* INPUT DATA:

'''

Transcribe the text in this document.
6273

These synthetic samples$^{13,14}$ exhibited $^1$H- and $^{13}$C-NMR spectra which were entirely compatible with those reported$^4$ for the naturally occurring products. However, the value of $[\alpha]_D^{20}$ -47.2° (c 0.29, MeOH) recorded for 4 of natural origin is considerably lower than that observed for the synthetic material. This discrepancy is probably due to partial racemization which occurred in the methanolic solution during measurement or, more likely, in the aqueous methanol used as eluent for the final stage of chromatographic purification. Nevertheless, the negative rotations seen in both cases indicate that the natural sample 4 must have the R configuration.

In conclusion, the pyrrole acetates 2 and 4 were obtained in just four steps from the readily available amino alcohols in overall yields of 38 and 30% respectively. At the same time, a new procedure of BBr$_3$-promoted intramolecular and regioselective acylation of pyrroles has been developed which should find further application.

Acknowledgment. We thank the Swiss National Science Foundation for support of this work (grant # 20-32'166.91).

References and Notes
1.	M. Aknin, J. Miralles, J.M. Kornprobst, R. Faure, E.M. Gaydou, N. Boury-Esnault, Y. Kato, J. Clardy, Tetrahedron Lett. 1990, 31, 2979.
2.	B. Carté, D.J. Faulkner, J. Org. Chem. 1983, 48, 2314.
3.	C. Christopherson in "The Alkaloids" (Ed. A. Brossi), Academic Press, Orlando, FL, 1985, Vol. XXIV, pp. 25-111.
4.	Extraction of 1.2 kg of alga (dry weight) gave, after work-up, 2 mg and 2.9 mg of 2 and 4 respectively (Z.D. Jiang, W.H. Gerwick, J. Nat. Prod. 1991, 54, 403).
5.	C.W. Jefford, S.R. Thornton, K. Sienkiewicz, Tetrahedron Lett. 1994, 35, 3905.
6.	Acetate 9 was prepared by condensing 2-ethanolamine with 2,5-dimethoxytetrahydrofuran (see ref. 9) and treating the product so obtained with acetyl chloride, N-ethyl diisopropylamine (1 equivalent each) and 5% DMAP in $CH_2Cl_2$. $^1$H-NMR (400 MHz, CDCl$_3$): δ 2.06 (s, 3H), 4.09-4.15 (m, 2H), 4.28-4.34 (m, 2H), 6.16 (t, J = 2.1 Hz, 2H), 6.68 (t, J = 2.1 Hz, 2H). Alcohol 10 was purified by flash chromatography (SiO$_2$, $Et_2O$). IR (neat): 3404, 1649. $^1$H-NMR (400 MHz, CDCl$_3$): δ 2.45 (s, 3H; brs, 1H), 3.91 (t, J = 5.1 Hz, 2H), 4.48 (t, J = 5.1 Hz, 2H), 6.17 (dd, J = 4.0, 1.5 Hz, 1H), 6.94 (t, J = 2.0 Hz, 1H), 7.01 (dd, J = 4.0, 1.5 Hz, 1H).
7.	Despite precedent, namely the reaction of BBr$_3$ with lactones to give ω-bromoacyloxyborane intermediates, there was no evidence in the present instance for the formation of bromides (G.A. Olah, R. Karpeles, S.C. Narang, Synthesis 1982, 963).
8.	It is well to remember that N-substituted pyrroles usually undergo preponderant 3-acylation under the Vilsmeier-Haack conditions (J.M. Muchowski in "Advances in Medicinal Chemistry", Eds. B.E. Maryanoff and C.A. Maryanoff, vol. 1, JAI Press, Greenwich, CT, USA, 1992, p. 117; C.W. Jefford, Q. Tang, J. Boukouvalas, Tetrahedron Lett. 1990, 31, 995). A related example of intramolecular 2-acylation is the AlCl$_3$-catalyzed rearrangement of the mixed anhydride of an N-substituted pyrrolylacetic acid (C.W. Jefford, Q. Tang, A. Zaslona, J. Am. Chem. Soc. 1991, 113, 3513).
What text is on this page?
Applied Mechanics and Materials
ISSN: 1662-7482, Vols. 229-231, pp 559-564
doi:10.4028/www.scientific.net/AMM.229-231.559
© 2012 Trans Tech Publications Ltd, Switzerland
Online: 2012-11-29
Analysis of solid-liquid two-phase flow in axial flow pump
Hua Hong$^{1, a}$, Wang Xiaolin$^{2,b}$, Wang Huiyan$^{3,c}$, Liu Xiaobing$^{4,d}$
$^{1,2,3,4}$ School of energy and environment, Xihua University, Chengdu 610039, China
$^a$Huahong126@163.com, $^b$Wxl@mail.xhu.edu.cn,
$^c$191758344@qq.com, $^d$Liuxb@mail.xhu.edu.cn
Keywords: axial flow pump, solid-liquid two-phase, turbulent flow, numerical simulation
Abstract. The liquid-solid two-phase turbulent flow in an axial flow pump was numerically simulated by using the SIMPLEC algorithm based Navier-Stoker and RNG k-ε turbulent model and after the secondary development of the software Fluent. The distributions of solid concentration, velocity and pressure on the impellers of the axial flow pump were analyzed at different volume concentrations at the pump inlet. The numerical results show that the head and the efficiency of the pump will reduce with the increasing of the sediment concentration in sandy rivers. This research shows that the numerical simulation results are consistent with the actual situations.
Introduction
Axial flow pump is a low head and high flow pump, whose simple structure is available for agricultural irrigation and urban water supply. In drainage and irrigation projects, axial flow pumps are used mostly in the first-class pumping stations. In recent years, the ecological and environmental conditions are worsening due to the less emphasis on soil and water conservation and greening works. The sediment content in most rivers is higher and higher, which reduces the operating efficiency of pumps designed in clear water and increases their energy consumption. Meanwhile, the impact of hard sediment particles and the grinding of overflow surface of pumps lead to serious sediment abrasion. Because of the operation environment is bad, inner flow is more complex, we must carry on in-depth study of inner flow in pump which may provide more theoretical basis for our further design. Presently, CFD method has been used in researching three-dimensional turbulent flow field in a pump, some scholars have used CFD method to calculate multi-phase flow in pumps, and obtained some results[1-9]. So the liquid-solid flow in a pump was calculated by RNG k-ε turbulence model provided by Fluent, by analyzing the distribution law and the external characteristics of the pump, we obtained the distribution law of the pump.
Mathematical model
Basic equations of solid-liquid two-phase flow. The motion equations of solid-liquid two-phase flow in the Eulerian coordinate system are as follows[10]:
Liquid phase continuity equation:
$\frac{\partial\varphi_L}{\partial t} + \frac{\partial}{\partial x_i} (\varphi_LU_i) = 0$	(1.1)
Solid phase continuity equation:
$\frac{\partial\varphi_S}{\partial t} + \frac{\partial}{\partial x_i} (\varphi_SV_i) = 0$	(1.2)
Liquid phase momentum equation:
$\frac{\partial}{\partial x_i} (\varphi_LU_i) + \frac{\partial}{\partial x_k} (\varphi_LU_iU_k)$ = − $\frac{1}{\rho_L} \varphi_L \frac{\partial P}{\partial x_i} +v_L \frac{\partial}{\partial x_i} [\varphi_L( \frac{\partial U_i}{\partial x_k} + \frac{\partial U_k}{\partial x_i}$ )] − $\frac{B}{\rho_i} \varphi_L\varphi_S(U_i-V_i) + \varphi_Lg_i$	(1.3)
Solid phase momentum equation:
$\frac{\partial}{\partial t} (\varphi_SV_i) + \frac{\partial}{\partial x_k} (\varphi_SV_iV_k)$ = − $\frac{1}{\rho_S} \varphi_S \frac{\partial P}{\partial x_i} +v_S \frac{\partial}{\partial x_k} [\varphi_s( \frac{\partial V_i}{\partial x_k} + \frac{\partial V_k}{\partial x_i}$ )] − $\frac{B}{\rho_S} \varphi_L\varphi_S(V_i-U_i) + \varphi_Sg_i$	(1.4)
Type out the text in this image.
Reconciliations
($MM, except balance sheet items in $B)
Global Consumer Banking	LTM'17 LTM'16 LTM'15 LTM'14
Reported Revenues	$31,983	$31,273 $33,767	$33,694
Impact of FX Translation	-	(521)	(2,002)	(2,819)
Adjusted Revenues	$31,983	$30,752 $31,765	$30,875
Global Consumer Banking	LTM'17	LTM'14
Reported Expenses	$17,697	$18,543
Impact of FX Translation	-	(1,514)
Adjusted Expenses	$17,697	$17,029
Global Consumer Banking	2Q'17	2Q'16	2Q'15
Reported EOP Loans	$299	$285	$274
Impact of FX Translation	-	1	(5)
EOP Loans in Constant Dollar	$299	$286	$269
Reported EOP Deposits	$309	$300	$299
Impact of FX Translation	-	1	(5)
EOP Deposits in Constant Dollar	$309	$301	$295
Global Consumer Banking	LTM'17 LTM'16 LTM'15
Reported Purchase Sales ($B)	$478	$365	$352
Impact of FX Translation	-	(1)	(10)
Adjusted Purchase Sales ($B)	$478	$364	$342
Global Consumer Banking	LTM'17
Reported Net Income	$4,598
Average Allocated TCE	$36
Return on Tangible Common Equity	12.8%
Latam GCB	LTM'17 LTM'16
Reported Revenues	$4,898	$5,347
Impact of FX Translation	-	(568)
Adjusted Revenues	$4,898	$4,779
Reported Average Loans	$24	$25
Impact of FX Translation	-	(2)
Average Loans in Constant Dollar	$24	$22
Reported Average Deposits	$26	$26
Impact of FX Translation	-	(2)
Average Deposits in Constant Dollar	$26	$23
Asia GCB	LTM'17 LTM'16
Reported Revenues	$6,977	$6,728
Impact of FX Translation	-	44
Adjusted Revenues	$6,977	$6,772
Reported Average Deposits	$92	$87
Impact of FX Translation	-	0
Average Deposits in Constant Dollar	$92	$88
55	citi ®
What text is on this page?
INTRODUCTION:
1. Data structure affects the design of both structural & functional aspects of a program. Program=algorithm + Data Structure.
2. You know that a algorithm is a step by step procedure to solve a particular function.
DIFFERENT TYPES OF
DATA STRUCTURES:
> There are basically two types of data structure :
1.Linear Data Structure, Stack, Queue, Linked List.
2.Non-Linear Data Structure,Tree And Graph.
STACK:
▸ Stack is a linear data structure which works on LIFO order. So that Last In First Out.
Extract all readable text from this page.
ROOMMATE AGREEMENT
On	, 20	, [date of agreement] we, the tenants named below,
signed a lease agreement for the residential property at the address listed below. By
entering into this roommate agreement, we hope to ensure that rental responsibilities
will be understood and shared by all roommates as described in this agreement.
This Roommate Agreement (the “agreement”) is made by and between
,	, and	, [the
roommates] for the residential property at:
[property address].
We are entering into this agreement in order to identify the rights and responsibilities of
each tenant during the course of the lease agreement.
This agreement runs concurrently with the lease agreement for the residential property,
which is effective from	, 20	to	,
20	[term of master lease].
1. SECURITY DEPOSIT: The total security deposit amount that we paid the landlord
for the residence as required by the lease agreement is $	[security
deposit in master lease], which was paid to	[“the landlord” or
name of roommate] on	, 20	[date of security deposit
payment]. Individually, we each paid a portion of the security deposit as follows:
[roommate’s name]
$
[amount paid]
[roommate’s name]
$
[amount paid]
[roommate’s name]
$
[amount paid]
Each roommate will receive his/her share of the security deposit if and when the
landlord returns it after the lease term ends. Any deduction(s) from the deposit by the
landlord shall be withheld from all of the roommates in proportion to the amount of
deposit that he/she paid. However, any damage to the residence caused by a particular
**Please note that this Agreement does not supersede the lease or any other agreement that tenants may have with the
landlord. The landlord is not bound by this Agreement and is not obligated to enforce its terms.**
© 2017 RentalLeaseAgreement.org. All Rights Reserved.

'''

* AIM: Track down every line of the material containing the string "Constant", and copy it.

* FULL ANSWER:
EOP Loans in Constant Dollar	$299	$286	$269
EOP Deposits in Constant Dollar	$309	$301	$295
Average Loans in Constant Dollar	$24	$22
Average Deposits in Constant Dollar	$26	$23
Average Deposits in Constant Dollar	$92	$88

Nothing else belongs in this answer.